- [WORK REQUIRED]
For every line in the records that has the word "full", make a copy.

-- BEGIN EXTRACTED DATA --

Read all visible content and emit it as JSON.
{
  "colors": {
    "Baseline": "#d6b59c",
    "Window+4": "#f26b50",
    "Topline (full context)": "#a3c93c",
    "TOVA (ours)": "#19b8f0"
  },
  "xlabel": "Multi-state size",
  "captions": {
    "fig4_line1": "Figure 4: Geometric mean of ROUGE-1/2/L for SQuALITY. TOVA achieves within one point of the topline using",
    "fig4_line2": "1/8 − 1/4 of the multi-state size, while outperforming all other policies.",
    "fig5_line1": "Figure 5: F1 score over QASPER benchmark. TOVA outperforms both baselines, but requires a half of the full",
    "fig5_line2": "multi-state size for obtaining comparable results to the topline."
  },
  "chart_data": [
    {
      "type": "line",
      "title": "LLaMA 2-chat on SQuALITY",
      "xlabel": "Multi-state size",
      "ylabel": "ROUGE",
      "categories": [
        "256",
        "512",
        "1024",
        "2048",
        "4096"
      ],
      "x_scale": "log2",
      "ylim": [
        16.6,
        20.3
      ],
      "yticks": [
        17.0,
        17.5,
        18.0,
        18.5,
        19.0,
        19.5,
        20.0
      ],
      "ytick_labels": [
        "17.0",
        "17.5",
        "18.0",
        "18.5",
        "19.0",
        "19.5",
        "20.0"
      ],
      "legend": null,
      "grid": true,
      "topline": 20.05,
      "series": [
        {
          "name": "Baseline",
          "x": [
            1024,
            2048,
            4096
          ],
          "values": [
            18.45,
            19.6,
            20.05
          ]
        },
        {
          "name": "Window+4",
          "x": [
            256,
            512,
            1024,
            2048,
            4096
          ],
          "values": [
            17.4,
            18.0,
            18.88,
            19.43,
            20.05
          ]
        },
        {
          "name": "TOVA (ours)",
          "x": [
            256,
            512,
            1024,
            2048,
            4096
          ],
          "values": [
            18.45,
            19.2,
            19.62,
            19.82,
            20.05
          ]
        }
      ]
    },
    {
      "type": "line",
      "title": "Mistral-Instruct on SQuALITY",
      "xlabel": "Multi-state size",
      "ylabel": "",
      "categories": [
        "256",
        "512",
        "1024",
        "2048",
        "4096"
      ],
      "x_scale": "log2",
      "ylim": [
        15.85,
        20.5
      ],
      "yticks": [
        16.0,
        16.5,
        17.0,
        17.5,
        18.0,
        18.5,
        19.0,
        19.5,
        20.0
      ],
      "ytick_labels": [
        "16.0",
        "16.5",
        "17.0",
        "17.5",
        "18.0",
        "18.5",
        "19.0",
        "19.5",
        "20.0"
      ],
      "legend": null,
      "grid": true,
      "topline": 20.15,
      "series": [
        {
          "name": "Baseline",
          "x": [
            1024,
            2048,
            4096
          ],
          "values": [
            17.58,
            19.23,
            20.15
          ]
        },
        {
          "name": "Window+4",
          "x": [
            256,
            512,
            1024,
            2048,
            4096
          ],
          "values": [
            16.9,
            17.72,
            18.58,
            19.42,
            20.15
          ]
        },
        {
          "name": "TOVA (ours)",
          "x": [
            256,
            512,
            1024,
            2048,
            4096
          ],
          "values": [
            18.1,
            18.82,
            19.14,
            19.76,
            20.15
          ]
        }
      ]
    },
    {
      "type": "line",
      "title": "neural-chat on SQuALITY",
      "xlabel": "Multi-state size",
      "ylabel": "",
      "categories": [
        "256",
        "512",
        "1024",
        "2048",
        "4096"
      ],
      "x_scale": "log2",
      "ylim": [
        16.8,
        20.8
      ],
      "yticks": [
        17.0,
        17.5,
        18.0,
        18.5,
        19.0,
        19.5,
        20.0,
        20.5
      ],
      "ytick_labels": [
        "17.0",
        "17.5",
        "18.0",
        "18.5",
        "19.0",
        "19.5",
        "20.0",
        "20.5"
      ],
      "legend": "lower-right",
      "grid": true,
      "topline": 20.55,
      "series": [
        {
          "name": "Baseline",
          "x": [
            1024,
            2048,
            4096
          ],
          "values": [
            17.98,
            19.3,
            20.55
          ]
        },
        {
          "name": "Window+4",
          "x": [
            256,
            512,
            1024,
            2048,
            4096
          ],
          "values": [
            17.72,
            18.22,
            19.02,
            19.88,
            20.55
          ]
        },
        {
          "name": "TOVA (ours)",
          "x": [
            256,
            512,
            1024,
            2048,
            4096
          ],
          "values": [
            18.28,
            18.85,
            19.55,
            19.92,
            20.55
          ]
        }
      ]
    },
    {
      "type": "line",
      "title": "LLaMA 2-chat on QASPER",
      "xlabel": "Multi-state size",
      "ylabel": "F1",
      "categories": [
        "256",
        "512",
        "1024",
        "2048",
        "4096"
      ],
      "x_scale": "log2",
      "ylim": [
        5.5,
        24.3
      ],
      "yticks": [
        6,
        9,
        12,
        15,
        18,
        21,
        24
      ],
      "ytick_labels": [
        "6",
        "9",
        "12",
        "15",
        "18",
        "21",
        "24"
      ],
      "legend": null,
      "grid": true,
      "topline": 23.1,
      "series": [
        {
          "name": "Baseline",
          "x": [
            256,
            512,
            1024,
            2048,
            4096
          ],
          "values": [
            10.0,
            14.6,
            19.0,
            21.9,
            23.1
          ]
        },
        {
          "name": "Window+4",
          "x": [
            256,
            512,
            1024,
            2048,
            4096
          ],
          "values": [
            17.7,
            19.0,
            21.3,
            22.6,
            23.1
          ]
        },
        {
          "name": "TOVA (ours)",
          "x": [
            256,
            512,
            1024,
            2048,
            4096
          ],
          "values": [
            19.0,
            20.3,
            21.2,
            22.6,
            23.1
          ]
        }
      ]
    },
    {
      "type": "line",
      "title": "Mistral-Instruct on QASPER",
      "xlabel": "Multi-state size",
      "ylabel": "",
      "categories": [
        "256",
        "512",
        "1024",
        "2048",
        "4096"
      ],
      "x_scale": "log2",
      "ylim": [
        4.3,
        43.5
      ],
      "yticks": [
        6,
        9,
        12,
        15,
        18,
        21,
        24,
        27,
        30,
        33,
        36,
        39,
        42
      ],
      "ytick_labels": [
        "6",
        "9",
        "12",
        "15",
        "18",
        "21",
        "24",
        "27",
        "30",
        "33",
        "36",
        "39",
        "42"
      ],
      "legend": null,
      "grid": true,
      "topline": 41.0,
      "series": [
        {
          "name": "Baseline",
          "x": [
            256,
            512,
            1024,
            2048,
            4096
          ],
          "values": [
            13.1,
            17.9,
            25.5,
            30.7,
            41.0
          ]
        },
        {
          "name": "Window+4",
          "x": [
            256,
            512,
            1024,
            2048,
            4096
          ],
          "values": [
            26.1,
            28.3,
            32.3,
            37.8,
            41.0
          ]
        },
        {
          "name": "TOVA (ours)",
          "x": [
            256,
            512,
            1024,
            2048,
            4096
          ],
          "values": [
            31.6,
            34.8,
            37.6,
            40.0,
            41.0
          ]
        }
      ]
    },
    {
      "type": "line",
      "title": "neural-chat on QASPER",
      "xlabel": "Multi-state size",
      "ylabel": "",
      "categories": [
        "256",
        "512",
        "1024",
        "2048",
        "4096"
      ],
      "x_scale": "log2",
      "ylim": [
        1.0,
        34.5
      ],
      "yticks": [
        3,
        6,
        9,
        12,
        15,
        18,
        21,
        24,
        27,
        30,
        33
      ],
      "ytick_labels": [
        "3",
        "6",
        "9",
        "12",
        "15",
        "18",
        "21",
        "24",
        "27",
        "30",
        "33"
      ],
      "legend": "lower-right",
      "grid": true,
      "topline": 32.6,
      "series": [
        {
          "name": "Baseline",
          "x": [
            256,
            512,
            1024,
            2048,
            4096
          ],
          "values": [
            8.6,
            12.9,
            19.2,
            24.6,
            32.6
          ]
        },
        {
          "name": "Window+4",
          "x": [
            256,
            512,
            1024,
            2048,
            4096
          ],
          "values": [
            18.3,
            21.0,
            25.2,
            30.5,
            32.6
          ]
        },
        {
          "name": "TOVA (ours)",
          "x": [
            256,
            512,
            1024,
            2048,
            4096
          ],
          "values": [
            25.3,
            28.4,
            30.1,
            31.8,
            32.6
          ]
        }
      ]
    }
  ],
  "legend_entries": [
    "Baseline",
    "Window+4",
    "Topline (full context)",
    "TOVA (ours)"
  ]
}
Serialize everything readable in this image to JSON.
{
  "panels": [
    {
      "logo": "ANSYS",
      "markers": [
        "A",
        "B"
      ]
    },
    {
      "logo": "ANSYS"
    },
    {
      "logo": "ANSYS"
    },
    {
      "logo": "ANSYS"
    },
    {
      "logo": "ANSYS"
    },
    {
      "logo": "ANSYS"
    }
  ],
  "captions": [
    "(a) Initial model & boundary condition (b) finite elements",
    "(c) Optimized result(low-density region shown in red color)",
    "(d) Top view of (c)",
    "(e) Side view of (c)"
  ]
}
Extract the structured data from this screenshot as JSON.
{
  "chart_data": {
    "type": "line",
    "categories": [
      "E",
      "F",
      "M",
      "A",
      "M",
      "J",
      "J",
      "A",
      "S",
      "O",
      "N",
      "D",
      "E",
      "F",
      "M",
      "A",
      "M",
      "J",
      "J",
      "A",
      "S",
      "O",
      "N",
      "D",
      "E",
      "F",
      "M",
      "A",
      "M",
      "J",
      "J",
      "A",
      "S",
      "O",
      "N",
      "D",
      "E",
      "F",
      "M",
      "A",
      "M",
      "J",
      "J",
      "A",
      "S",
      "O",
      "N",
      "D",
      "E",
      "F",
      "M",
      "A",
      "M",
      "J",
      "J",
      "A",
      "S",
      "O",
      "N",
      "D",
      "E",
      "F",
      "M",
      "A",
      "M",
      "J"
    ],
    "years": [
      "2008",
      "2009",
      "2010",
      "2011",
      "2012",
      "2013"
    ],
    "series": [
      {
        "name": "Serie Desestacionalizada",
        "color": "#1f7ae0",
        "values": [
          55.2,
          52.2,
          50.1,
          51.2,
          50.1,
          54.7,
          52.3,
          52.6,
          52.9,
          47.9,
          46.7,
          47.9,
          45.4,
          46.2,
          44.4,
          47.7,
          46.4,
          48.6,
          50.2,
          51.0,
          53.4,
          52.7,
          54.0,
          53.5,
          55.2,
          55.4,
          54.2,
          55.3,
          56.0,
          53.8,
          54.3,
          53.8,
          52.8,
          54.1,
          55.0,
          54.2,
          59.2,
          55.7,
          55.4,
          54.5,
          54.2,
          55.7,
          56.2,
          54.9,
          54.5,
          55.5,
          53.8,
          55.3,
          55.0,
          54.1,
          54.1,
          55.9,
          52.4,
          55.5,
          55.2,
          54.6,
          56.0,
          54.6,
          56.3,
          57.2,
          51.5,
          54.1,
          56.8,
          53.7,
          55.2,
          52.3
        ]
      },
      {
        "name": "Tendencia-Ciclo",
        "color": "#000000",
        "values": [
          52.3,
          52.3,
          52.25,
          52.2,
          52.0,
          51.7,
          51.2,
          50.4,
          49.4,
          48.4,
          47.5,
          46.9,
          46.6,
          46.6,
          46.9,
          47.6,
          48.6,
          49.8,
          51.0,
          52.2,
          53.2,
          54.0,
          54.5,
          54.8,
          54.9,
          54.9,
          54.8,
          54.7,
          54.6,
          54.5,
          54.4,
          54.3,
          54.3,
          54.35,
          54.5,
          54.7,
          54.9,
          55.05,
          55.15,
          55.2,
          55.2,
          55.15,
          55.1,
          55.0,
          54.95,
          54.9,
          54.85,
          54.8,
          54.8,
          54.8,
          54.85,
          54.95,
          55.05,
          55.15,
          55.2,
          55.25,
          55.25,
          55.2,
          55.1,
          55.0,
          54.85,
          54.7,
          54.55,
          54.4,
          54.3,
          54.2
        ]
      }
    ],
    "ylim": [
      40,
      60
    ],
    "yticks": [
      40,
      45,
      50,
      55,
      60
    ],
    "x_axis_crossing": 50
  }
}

-- END EXTRACTED DATA --

- [EXERCISE ANSWER]
    "Topline (full context)": "#a3c93c",
    "fig5_line1": "Figure 5: F1 score over QASPER benchmark. TOVA outperforms both baselines, but requires a half of the full",
    "Topline (full context)",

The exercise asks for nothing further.